(Stored data)

::::

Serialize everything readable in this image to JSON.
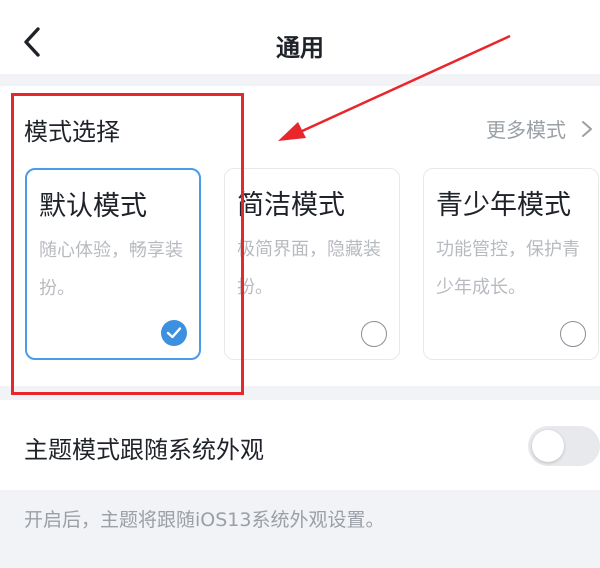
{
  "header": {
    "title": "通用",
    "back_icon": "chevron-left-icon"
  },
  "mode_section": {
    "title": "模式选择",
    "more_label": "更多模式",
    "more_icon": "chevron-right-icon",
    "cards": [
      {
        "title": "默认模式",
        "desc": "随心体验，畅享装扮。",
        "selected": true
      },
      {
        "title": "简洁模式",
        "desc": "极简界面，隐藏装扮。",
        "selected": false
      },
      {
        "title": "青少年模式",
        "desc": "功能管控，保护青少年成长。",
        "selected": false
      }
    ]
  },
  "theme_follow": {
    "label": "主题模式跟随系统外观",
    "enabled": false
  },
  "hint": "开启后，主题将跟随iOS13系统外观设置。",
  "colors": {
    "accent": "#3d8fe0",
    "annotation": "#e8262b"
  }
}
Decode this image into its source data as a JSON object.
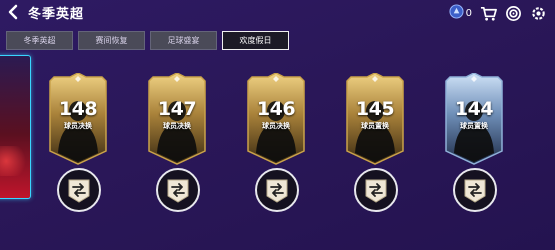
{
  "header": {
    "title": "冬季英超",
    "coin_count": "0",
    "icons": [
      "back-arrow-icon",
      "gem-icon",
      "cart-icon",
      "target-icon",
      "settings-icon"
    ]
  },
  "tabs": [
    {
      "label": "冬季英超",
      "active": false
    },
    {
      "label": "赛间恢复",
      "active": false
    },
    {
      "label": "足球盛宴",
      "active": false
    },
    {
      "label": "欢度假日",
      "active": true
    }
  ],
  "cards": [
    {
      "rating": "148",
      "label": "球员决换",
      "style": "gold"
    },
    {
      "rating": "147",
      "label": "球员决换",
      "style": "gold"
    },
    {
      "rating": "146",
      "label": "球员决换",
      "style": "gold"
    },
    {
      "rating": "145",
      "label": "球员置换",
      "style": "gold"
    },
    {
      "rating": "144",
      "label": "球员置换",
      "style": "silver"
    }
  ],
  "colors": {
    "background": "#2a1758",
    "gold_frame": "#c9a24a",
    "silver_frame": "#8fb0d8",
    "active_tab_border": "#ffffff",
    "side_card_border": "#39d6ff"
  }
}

::::

### REQUIRED WORK
Quote in full the listing given above; the images are to be left out.

### ANSWER IN FULL
Serialize everything readable in this image to JSON.
{
  "header": {
    "title": "通用",
    "back_icon": "chevron-left-icon"
  },
  "mode_section": {
    "title": "模式选择",
    "more_label": "更多模式",
    "more_icon": "chevron-right-icon",
    "cards": [
      {
        "title": "默认模式",
        "desc": "随心体验，畅享装扮。",
        "selected": true
      },
      {
        "title": "简洁模式",
        "desc": "极简界面，隐藏装扮。",
        "selected": false
      },
      {
        "title": "青少年模式",
        "desc": "功能管控，保护青少年成长。",
        "selected": false
      }
    ]
  },
  "theme_follow": {
    "label": "主题模式跟随系统外观",
    "enabled": false
  },
  "hint": "开启后，主题将跟随iOS13系统外观设置。",
  "colors": {
    "accent": "#3d8fe0",
    "annotation": "#e8262b"
  }
}
Decode this image into its source data as a JSON object.
{
  "header": {
    "title": "冬季英超",
    "coin_count": "0",
    "icons": [
      "back-arrow-icon",
      "gem-icon",
      "cart-icon",
      "target-icon",
      "settings-icon"
    ]
  },
  "tabs": [
    {
      "label": "冬季英超",
      "active": false
    },
    {
      "label": "赛间恢复",
      "active": false
    },
    {
      "label": "足球盛宴",
      "active": false
    },
    {
      "label": "欢度假日",
      "active": true
    }
  ],
  "cards": [
    {
      "rating": "148",
      "label": "球员决换",
      "style": "gold"
    },
    {
      "rating": "147",
      "label": "球员决换",
      "style": "gold"
    },
    {
      "rating": "146",
      "label": "球员决换",
      "style": "gold"
    },
    {
      "rating": "145",
      "label": "球员置换",
      "style": "gold"
    },
    {
      "rating": "144",
      "label": "球员置换",
      "style": "silver"
    }
  ],
  "colors": {
    "background": "#2a1758",
    "gold_frame": "#c9a24a",
    "silver_frame": "#8fb0d8",
    "active_tab_border": "#ffffff",
    "side_card_border": "#39d6ff"
  }
}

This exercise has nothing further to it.